>> Start Data

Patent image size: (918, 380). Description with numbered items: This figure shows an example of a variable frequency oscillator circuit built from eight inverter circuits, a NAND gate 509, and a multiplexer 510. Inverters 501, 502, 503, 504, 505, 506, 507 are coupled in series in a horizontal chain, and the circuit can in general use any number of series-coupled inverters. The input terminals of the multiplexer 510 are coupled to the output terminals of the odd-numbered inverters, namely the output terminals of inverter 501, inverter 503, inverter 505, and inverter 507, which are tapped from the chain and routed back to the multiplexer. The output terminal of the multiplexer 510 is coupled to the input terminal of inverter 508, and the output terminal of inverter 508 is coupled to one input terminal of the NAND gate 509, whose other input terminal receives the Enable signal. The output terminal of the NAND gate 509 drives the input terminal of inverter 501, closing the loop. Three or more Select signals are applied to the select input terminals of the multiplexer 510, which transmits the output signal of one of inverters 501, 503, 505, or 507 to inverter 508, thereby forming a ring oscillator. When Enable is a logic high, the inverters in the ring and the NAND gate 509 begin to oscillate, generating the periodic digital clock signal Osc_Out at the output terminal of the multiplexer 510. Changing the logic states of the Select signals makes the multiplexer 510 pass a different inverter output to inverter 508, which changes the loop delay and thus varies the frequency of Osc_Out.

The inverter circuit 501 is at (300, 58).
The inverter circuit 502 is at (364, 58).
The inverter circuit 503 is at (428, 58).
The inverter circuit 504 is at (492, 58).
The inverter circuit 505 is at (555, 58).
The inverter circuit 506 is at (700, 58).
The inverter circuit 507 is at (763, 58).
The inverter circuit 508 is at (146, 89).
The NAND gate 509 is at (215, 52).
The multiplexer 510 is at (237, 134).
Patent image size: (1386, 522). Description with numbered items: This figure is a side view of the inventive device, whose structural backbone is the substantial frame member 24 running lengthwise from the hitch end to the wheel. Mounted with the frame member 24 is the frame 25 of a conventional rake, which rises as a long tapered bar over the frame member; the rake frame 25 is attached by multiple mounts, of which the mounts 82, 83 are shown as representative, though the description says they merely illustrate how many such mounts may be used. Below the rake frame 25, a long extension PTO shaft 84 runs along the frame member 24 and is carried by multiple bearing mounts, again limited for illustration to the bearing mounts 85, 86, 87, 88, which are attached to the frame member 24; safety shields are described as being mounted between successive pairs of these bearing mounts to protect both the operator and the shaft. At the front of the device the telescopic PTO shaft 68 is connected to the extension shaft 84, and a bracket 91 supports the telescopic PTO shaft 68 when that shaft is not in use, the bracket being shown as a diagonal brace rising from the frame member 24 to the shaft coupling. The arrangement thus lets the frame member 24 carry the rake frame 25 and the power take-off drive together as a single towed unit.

>> End Data

» Task requirements: Rewrite the listing above so that every "frequency" becomes "rate", leaving everything else unchanged.

» Finished answer:
Patent image size: (918, 380). Description with numbered items: This figure shows an example of a variable rate oscillator circuit built from eight inverter circuits, a NAND gate 509, and a multiplexer 510. Inverters 501, 502, 503, 504, 505, 506, 507 are coupled in series in a horizontal chain, and the circuit can in general use any number of series-coupled inverters. The input terminals of the multiplexer 510 are coupled to the output terminals of the odd-numbered inverters, namely the output terminals of inverter 501, inverter 503, inverter 505, and inverter 507, which are tapped from the chain and routed back to the multiplexer. The output terminal of the multiplexer 510 is coupled to the input terminal of inverter 508, and the output terminal of inverter 508 is coupled to one input terminal of the NAND gate 509, whose other input terminal receives the Enable signal. The output terminal of the NAND gate 509 drives the input terminal of inverter 501, closing the loop. Three or more Select signals are applied to the select input terminals of the multiplexer 510, which transmits the output signal of one of inverters 501, 503, 505, or 507 to inverter 508, thereby forming a ring oscillator. When Enable is a logic high, the inverters in the ring and the NAND gate 509 begin to oscillate, generating the periodic digital clock signal Osc_Out at the output terminal of the multiplexer 510. Changing the logic states of the Select signals makes the multiplexer 510 pass a different inverter output to inverter 508, which changes the loop delay and thus varies the rate of Osc_Out.

The inverter circuit 501 is at (300, 58).
The inverter circuit 502 is at (364, 58).
The inverter circuit 503 is at (428, 58).
The inverter circuit 504 is at (492, 58).
The inverter circuit 505 is at (555, 58).
The inverter circuit 506 is at (700, 58).
The inverter circuit 507 is at (763, 58).
The inverter circuit 508 is at (146, 89).
The NAND gate 509 is at (215, 52).
The multiplexer 510 is at (237, 134).
Patent image size: (1386, 522). Description with numbered items: This figure is a side view of the inventive device, whose structural backbone is the substantial frame member 24 running lengthwise from the hitch end to the wheel. Mounted with the frame member 24 is the frame 25 of a conventional rake, which rises as a long tapered bar over the frame member; the rake frame 25 is attached by multiple mounts, of which the mounts 82, 83 are shown as representative, though the description says they merely illustrate how many such mounts may be used. Below the rake frame 25, a long extension PTO shaft 84 runs along the frame member 24 and is carried by multiple bearing mounts, again limited for illustration to the bearing mounts 85, 86, 87, 88, which are attached to the frame member 24; safety shields are described as being mounted between successive pairs of these bearing mounts to protect both the operator and the shaft. At the front of the device the telescopic PTO shaft 68 is connected to the extension shaft 84, and a bracket 91 supports the telescopic PTO shaft 68 when that shaft is not in use, the bracket being shown as a diagonal brace rising from the frame member 24 to the shaft coupling. The arrangement thus lets the frame member 24 carry the rake frame 25 and the power take-off drive together as a single towed unit.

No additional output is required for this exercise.